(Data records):

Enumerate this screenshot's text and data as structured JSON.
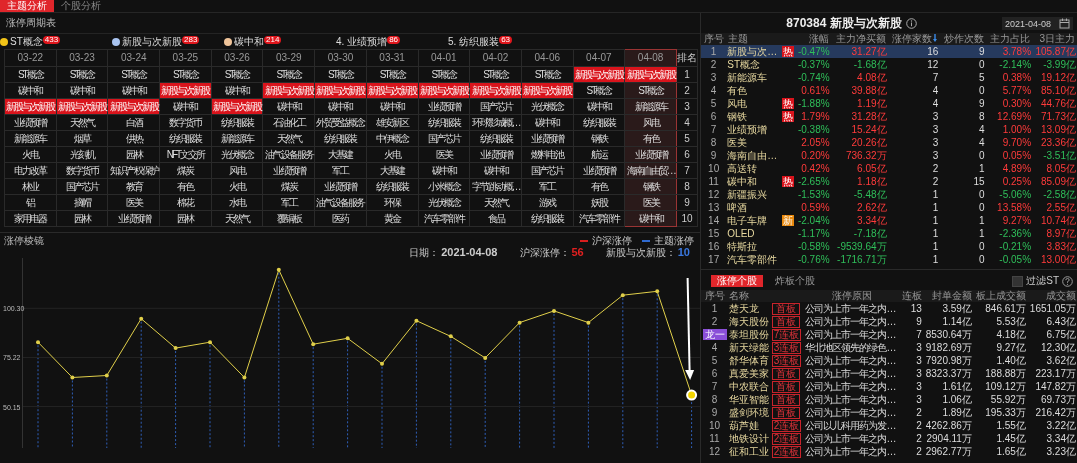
{
  "top_tabs": [
    {
      "label": "主题分析",
      "selected": true
    },
    {
      "label": "个股分析",
      "selected": false
    }
  ],
  "cycle_table": {
    "title": "涨停周期表",
    "leaders": [
      {
        "label": "ST概念",
        "count": "433",
        "kind": "medal",
        "color": "#f2c418"
      },
      {
        "label": "新股与次新股",
        "count": "283",
        "kind": "medal",
        "color": "#a9c4f0"
      },
      {
        "label": "碳中和",
        "count": "214",
        "kind": "medal",
        "color": "#f0c49a"
      },
      {
        "label": "4. 业绩预增",
        "count": "86",
        "kind": "plain"
      },
      {
        "label": "5. 纺织服装",
        "count": "63",
        "kind": "plain"
      }
    ],
    "rank_header": "排名",
    "ranks": [
      "1",
      "2",
      "3",
      "4",
      "5",
      "6",
      "7",
      "8",
      "9",
      "10"
    ],
    "columns": [
      {
        "date": "03-22",
        "selected": false,
        "cells": [
          {
            "text": "ST概念",
            "hot": false
          },
          {
            "text": "碳中和",
            "hot": false
          },
          {
            "text": "新股与次新股",
            "hot": true
          },
          {
            "text": "业绩预增",
            "hot": false
          },
          {
            "text": "新能源车",
            "hot": false
          },
          {
            "text": "火电",
            "hot": false
          },
          {
            "text": "电力改革",
            "hot": false
          },
          {
            "text": "林业",
            "hot": false
          },
          {
            "text": "铝",
            "hot": false
          },
          {
            "text": "家用电器",
            "hot": false
          }
        ]
      },
      {
        "date": "03-23",
        "selected": false,
        "cells": [
          {
            "text": "ST概念",
            "hot": false
          },
          {
            "text": "碳中和",
            "hot": false
          },
          {
            "text": "新股与次新股",
            "hot": true
          },
          {
            "text": "天然气",
            "hot": false
          },
          {
            "text": "烟草",
            "hot": false
          },
          {
            "text": "光刻机",
            "hot": false
          },
          {
            "text": "数字货币",
            "hot": false
          },
          {
            "text": "国产芯片",
            "hot": false
          },
          {
            "text": "摘帽",
            "hot": false
          },
          {
            "text": "园林",
            "hot": false
          }
        ]
      },
      {
        "date": "03-24",
        "selected": false,
        "cells": [
          {
            "text": "ST概念",
            "hot": false
          },
          {
            "text": "碳中和",
            "hot": false
          },
          {
            "text": "新股与次新股",
            "hot": true
          },
          {
            "text": "白酒",
            "hot": false
          },
          {
            "text": "供热",
            "hot": false
          },
          {
            "text": "园林",
            "hot": false
          },
          {
            "text": "知识产权保护",
            "hot": false
          },
          {
            "text": "教育",
            "hot": false
          },
          {
            "text": "医美",
            "hot": false
          },
          {
            "text": "业绩预增",
            "hot": false
          }
        ]
      },
      {
        "date": "03-25",
        "selected": false,
        "cells": [
          {
            "text": "ST概念",
            "hot": false
          },
          {
            "text": "新股与次新股",
            "hot": true
          },
          {
            "text": "碳中和",
            "hot": false
          },
          {
            "text": "数字货币",
            "hot": false
          },
          {
            "text": "纺织服装",
            "hot": false
          },
          {
            "text": "NFT文交所",
            "hot": false
          },
          {
            "text": "煤炭",
            "hot": false
          },
          {
            "text": "有色",
            "hot": false
          },
          {
            "text": "棉花",
            "hot": false
          },
          {
            "text": "园林",
            "hot": false
          }
        ]
      },
      {
        "date": "03-26",
        "selected": false,
        "cells": [
          {
            "text": "ST概念",
            "hot": false
          },
          {
            "text": "碳中和",
            "hot": false
          },
          {
            "text": "新股与次新股",
            "hot": true
          },
          {
            "text": "纺织服装",
            "hot": false
          },
          {
            "text": "新能源车",
            "hot": false
          },
          {
            "text": "光伏概念",
            "hot": false
          },
          {
            "text": "风电",
            "hot": false
          },
          {
            "text": "火电",
            "hot": false
          },
          {
            "text": "水电",
            "hot": false
          },
          {
            "text": "天然气",
            "hot": false
          }
        ]
      },
      {
        "date": "03-29",
        "selected": false,
        "cells": [
          {
            "text": "ST概念",
            "hot": false
          },
          {
            "text": "新股与次新股",
            "hot": true
          },
          {
            "text": "碳中和",
            "hot": false
          },
          {
            "text": "石油化工",
            "hot": false
          },
          {
            "text": "天然气",
            "hot": false
          },
          {
            "text": "油气设备服务",
            "hot": false
          },
          {
            "text": "业绩预增",
            "hot": false
          },
          {
            "text": "煤炭",
            "hot": false
          },
          {
            "text": "军工",
            "hot": false
          },
          {
            "text": "覆铜板",
            "hot": false
          }
        ]
      },
      {
        "date": "03-30",
        "selected": false,
        "cells": [
          {
            "text": "ST概念",
            "hot": false
          },
          {
            "text": "新股与次新股",
            "hot": true
          },
          {
            "text": "碳中和",
            "hot": false
          },
          {
            "text": "外贸受益概念",
            "hot": false
          },
          {
            "text": "纺织服装",
            "hot": false
          },
          {
            "text": "大基建",
            "hot": false
          },
          {
            "text": "军工",
            "hot": false
          },
          {
            "text": "业绩预增",
            "hot": false
          },
          {
            "text": "油气设备服务",
            "hot": false
          },
          {
            "text": "医药",
            "hot": false
          }
        ]
      },
      {
        "date": "03-31",
        "selected": false,
        "cells": [
          {
            "text": "ST概念",
            "hot": false
          },
          {
            "text": "新股与次新股",
            "hot": true
          },
          {
            "text": "碳中和",
            "hot": false
          },
          {
            "text": "雄安新区",
            "hot": false
          },
          {
            "text": "中伊概念",
            "hot": false
          },
          {
            "text": "火电",
            "hot": false
          },
          {
            "text": "大基建",
            "hot": false
          },
          {
            "text": "纺织服装",
            "hot": false
          },
          {
            "text": "环保",
            "hot": false
          },
          {
            "text": "黄金",
            "hot": false
          }
        ]
      },
      {
        "date": "04-01",
        "selected": false,
        "cells": [
          {
            "text": "ST概念",
            "hot": false
          },
          {
            "text": "新股与次新股",
            "hot": true
          },
          {
            "text": "业绩预增",
            "hot": false
          },
          {
            "text": "纺织服装",
            "hot": false
          },
          {
            "text": "国产芯片",
            "hot": false
          },
          {
            "text": "医美",
            "hot": false
          },
          {
            "text": "碳中和",
            "hot": false
          },
          {
            "text": "小米概念",
            "hot": false
          },
          {
            "text": "光伏概念",
            "hot": false
          },
          {
            "text": "汽车零部件",
            "hot": false
          }
        ]
      },
      {
        "date": "04-02",
        "selected": false,
        "cells": [
          {
            "text": "ST概念",
            "hot": false
          },
          {
            "text": "新股与次新股",
            "hot": true
          },
          {
            "text": "国产芯片",
            "hot": false
          },
          {
            "text": "环球影城概…",
            "hot": false
          },
          {
            "text": "纺织服装",
            "hot": false
          },
          {
            "text": "业绩预增",
            "hot": false
          },
          {
            "text": "碳中和",
            "hot": false
          },
          {
            "text": "字节跳动概…",
            "hot": false
          },
          {
            "text": "天然气",
            "hot": false
          },
          {
            "text": "食品",
            "hot": false
          }
        ]
      },
      {
        "date": "04-06",
        "selected": false,
        "cells": [
          {
            "text": "ST概念",
            "hot": false
          },
          {
            "text": "新股与次新股",
            "hot": true
          },
          {
            "text": "光伏概念",
            "hot": false
          },
          {
            "text": "碳中和",
            "hot": false
          },
          {
            "text": "业绩预增",
            "hot": false
          },
          {
            "text": "燃料电池",
            "hot": false
          },
          {
            "text": "国产芯片",
            "hot": false
          },
          {
            "text": "军工",
            "hot": false
          },
          {
            "text": "游戏",
            "hot": false
          },
          {
            "text": "纺织服装",
            "hot": false
          }
        ]
      },
      {
        "date": "04-07",
        "selected": false,
        "cells": [
          {
            "text": "新股与次新股",
            "hot": true
          },
          {
            "text": "ST概念",
            "hot": false
          },
          {
            "text": "碳中和",
            "hot": false
          },
          {
            "text": "纺织服装",
            "hot": false
          },
          {
            "text": "钢铁",
            "hot": false
          },
          {
            "text": "航运",
            "hot": false
          },
          {
            "text": "业绩预增",
            "hot": false
          },
          {
            "text": "有色",
            "hot": false
          },
          {
            "text": "妖股",
            "hot": false
          },
          {
            "text": "汽车零部件",
            "hot": false
          }
        ]
      },
      {
        "date": "04-08",
        "selected": true,
        "cells": [
          {
            "text": "新股与次新股",
            "hot": true
          },
          {
            "text": "ST概念",
            "hot": false
          },
          {
            "text": "新能源车",
            "hot": false
          },
          {
            "text": "风电",
            "hot": false
          },
          {
            "text": "有色",
            "hot": false
          },
          {
            "text": "业绩预增",
            "hot": false
          },
          {
            "text": "海南自由贸…",
            "hot": false
          },
          {
            "text": "钢铁",
            "hot": false
          },
          {
            "text": "医美",
            "hot": false
          },
          {
            "text": "碳中和",
            "hot": false
          }
        ]
      }
    ]
  },
  "prism": {
    "title": "涨停棱镜",
    "legend": [
      {
        "label": "沪深涨停",
        "color": "#d81e1e"
      },
      {
        "label": "主题涨停",
        "color": "#2f6ad0"
      }
    ],
    "info": [
      {
        "label": "日期：",
        "value": "2021-04-08",
        "color": "#cccccc"
      },
      {
        "label": "沪深涨停：",
        "value": "56",
        "color": "#e02020"
      },
      {
        "label": "新股与次新股：",
        "value": "10",
        "color": "#3a78e0"
      }
    ],
    "chart_data": {
      "type": "line",
      "grid": true,
      "ylim": [
        29,
        126
      ],
      "yticks": [
        {
          "value": 50.15,
          "label": "50.15"
        },
        {
          "value": 75.22,
          "label": "75.22"
        },
        {
          "value": 100.3,
          "label": "100.30"
        }
      ],
      "series": [
        {
          "color": "#e0cf4a",
          "values": [
            83,
            65,
            66,
            95,
            80,
            83,
            65,
            120,
            82,
            85,
            72,
            94,
            86,
            75,
            93,
            99,
            93,
            107,
            109,
            56
          ]
        }
      ]
    }
  },
  "theme_panel": {
    "code": "870384",
    "name": "新股与次新股",
    "date": "2021-04-08",
    "columns": [
      {
        "label": "序号",
        "sorted": false
      },
      {
        "label": "主题",
        "sorted": false
      },
      {
        "label": "涨幅",
        "sorted": false
      },
      {
        "label": "主力净买额",
        "sorted": false
      },
      {
        "label": "涨停家数",
        "sorted": true
      },
      {
        "label": "炒作次数",
        "sorted": false
      },
      {
        "label": "主力占比",
        "sorted": false
      },
      {
        "label": "3日主力",
        "sorted": false
      }
    ],
    "rows": [
      {
        "no": "1",
        "name": "新股与次…",
        "tag": {
          "text": "热",
          "kind": "hot"
        },
        "selected": true,
        "change": {
          "v": "-0.47%",
          "up": false
        },
        "net": {
          "v": "31.27亿",
          "up": true
        },
        "limit_count": "16",
        "hype_count": "9",
        "ratio": {
          "v": "3.78%",
          "up": true
        },
        "net3": {
          "v": "105.87亿",
          "up": true
        }
      },
      {
        "no": "2",
        "name": "ST概念",
        "selected": false,
        "change": {
          "v": "-0.37%",
          "up": false
        },
        "net": {
          "v": "-1.68亿",
          "up": false
        },
        "limit_count": "12",
        "hype_count": "0",
        "ratio": {
          "v": "-2.14%",
          "up": false
        },
        "net3": {
          "v": "-3.99亿",
          "up": false
        }
      },
      {
        "no": "3",
        "name": "新能源车",
        "selected": false,
        "change": {
          "v": "-0.74%",
          "up": false
        },
        "net": {
          "v": "4.08亿",
          "up": true
        },
        "limit_count": "7",
        "hype_count": "5",
        "ratio": {
          "v": "0.38%",
          "up": true
        },
        "net3": {
          "v": "19.12亿",
          "up": true
        }
      },
      {
        "no": "4",
        "name": "有色",
        "selected": false,
        "change": {
          "v": "0.61%",
          "up": true
        },
        "net": {
          "v": "39.88亿",
          "up": true
        },
        "limit_count": "4",
        "hype_count": "0",
        "ratio": {
          "v": "5.77%",
          "up": true
        },
        "net3": {
          "v": "85.10亿",
          "up": true
        }
      },
      {
        "no": "5",
        "name": "风电",
        "tag": {
          "text": "热",
          "kind": "hot"
        },
        "selected": false,
        "change": {
          "v": "-1.88%",
          "up": false
        },
        "net": {
          "v": "1.19亿",
          "up": true
        },
        "limit_count": "4",
        "hype_count": "9",
        "ratio": {
          "v": "0.30%",
          "up": true
        },
        "net3": {
          "v": "44.76亿",
          "up": true
        }
      },
      {
        "no": "6",
        "name": "钢铁",
        "tag": {
          "text": "热",
          "kind": "hot"
        },
        "selected": false,
        "change": {
          "v": "1.79%",
          "up": true
        },
        "net": {
          "v": "31.28亿",
          "up": true
        },
        "limit_count": "3",
        "hype_count": "8",
        "ratio": {
          "v": "12.69%",
          "up": true
        },
        "net3": {
          "v": "71.73亿",
          "up": true
        }
      },
      {
        "no": "7",
        "name": "业绩预增",
        "selected": false,
        "change": {
          "v": "-0.38%",
          "up": false
        },
        "net": {
          "v": "15.24亿",
          "up": true
        },
        "limit_count": "3",
        "hype_count": "4",
        "ratio": {
          "v": "1.00%",
          "up": true
        },
        "net3": {
          "v": "13.09亿",
          "up": true
        }
      },
      {
        "no": "8",
        "name": "医美",
        "selected": false,
        "change": {
          "v": "2.05%",
          "up": true
        },
        "net": {
          "v": "20.26亿",
          "up": true
        },
        "limit_count": "3",
        "hype_count": "4",
        "ratio": {
          "v": "9.70%",
          "up": true
        },
        "net3": {
          "v": "23.36亿",
          "up": true
        }
      },
      {
        "no": "9",
        "name": "海南自由…",
        "selected": false,
        "change": {
          "v": "0.20%",
          "up": true
        },
        "net": {
          "v": "736.32万",
          "up": true
        },
        "limit_count": "3",
        "hype_count": "0",
        "ratio": {
          "v": "0.05%",
          "up": true
        },
        "net3": {
          "v": "-3.51亿",
          "up": false
        }
      },
      {
        "no": "10",
        "name": "高送转",
        "selected": false,
        "change": {
          "v": "0.42%",
          "up": true
        },
        "net": {
          "v": "6.05亿",
          "up": true
        },
        "limit_count": "2",
        "hype_count": "1",
        "ratio": {
          "v": "4.89%",
          "up": true
        },
        "net3": {
          "v": "8.05亿",
          "up": true
        }
      },
      {
        "no": "11",
        "name": "碳中和",
        "tag": {
          "text": "热",
          "kind": "hot"
        },
        "selected": false,
        "change": {
          "v": "-2.65%",
          "up": false
        },
        "net": {
          "v": "1.18亿",
          "up": true
        },
        "limit_count": "2",
        "hype_count": "15",
        "ratio": {
          "v": "0.25%",
          "up": true
        },
        "net3": {
          "v": "85.09亿",
          "up": true
        }
      },
      {
        "no": "12",
        "name": "新疆振兴",
        "selected": false,
        "change": {
          "v": "-1.53%",
          "up": false
        },
        "net": {
          "v": "-5.48亿",
          "up": false
        },
        "limit_count": "1",
        "hype_count": "0",
        "ratio": {
          "v": "-5.06%",
          "up": false
        },
        "net3": {
          "v": "-2.58亿",
          "up": false
        }
      },
      {
        "no": "13",
        "name": "啤酒",
        "selected": false,
        "change": {
          "v": "0.59%",
          "up": true
        },
        "net": {
          "v": "2.62亿",
          "up": true
        },
        "limit_count": "1",
        "hype_count": "0",
        "ratio": {
          "v": "13.58%",
          "up": true
        },
        "net3": {
          "v": "2.55亿",
          "up": true
        }
      },
      {
        "no": "14",
        "name": "电子车牌",
        "tag": {
          "text": "新",
          "kind": "new"
        },
        "selected": false,
        "change": {
          "v": "-2.04%",
          "up": false
        },
        "net": {
          "v": "3.34亿",
          "up": true
        },
        "limit_count": "1",
        "hype_count": "1",
        "ratio": {
          "v": "9.27%",
          "up": true
        },
        "net3": {
          "v": "10.74亿",
          "up": true
        }
      },
      {
        "no": "15",
        "name": "OLED",
        "selected": false,
        "change": {
          "v": "-1.17%",
          "up": false
        },
        "net": {
          "v": "-7.18亿",
          "up": false
        },
        "limit_count": "1",
        "hype_count": "1",
        "ratio": {
          "v": "-2.36%",
          "up": false
        },
        "net3": {
          "v": "8.97亿",
          "up": true
        }
      },
      {
        "no": "16",
        "name": "特斯拉",
        "selected": false,
        "change": {
          "v": "-0.58%",
          "up": false
        },
        "net": {
          "v": "-9539.64万",
          "up": false
        },
        "limit_count": "1",
        "hype_count": "0",
        "ratio": {
          "v": "-0.21%",
          "up": false
        },
        "net3": {
          "v": "3.83亿",
          "up": true
        }
      },
      {
        "no": "17",
        "name": "汽车零部件",
        "selected": false,
        "change": {
          "v": "-0.76%",
          "up": false
        },
        "net": {
          "v": "-1716.71万",
          "up": false
        },
        "limit_count": "1",
        "hype_count": "0",
        "ratio": {
          "v": "-0.05%",
          "up": false
        },
        "net3": {
          "v": "13.00亿",
          "up": true
        }
      }
    ]
  },
  "stocks_panel": {
    "tabs": [
      {
        "label": "涨停个股",
        "selected": true
      },
      {
        "label": "炸板个股",
        "selected": false
      }
    ],
    "filter": {
      "label": "过滤ST",
      "checked": false
    },
    "columns": [
      "序号",
      "名称",
      "涨停原因",
      "连板",
      "封单金额",
      "板上成交额",
      "成交额"
    ],
    "rows": [
      {
        "no": {
          "text": "1",
          "kind": "plain"
        },
        "name": "楚天龙",
        "board": "首板",
        "reason": "公司为上市一年之内…",
        "streak": "13",
        "seal": "3.59亿",
        "on_board": "846.61万",
        "turnover": "1651.05万"
      },
      {
        "no": {
          "text": "2",
          "kind": "plain"
        },
        "name": "海天股份",
        "board": "首板",
        "reason": "公司为上市一年之内…",
        "streak": "9",
        "seal": "1.14亿",
        "on_board": "5.53亿",
        "turnover": "6.43亿"
      },
      {
        "no": {
          "text": "龙一",
          "kind": "badge"
        },
        "name": "泰坦股份",
        "board": "7连板",
        "reason": "公司为上市一年之内…",
        "streak": "7",
        "seal": "8530.64万",
        "on_board": "4.18亿",
        "turnover": "6.75亿"
      },
      {
        "no": {
          "text": "4",
          "kind": "plain"
        },
        "name": "新天绿能",
        "board": "3连板",
        "reason": "华北地区领先的绿色…",
        "streak": "3",
        "seal": "9182.69万",
        "on_board": "9.27亿",
        "turnover": "12.30亿"
      },
      {
        "no": {
          "text": "5",
          "kind": "plain"
        },
        "name": "舒华体育",
        "board": "3连板",
        "reason": "公司为上市一年之内…",
        "streak": "3",
        "seal": "7920.98万",
        "on_board": "1.40亿",
        "turnover": "3.62亿"
      },
      {
        "no": {
          "text": "6",
          "kind": "plain"
        },
        "name": "真爱美家",
        "board": "首板",
        "reason": "公司为上市一年之内…",
        "streak": "3",
        "seal": "8323.37万",
        "on_board": "188.88万",
        "turnover": "223.17万"
      },
      {
        "no": {
          "text": "7",
          "kind": "plain"
        },
        "name": "中农联合",
        "board": "首板",
        "reason": "公司为上市一年之内…",
        "streak": "3",
        "seal": "1.61亿",
        "on_board": "109.12万",
        "turnover": "147.82万"
      },
      {
        "no": {
          "text": "8",
          "kind": "plain"
        },
        "name": "华亚智能",
        "board": "首板",
        "reason": "公司为上市一年之内…",
        "streak": "3",
        "seal": "1.06亿",
        "on_board": "55.92万",
        "turnover": "69.73万"
      },
      {
        "no": {
          "text": "9",
          "kind": "plain"
        },
        "name": "盛剑环境",
        "board": "首板",
        "reason": "公司为上市一年之内…",
        "streak": "2",
        "seal": "1.89亿",
        "on_board": "195.33万",
        "turnover": "216.42万"
      },
      {
        "no": {
          "text": "10",
          "kind": "plain"
        },
        "name": "葫芦娃",
        "board": "2连板",
        "reason": "公司以儿科用药为发…",
        "streak": "2",
        "seal": "4262.86万",
        "on_board": "1.55亿",
        "turnover": "3.22亿"
      },
      {
        "no": {
          "text": "11",
          "kind": "plain"
        },
        "name": "地铁设计",
        "board": "2连板",
        "reason": "公司为上市一年之内…",
        "streak": "2",
        "seal": "2904.11万",
        "on_board": "1.45亿",
        "turnover": "3.34亿"
      },
      {
        "no": {
          "text": "12",
          "kind": "plain"
        },
        "name": "征和工业",
        "board": "2连板",
        "reason": "公司为上市一年之内…",
        "streak": "2",
        "seal": "2962.77万",
        "on_board": "1.65亿",
        "turnover": "3.23亿"
      }
    ]
  }
}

(SHORT TASK): Determine how many lines in the listing above hold the word "turnover", answering with the number only.

(WRITTEN SOLUTION): 12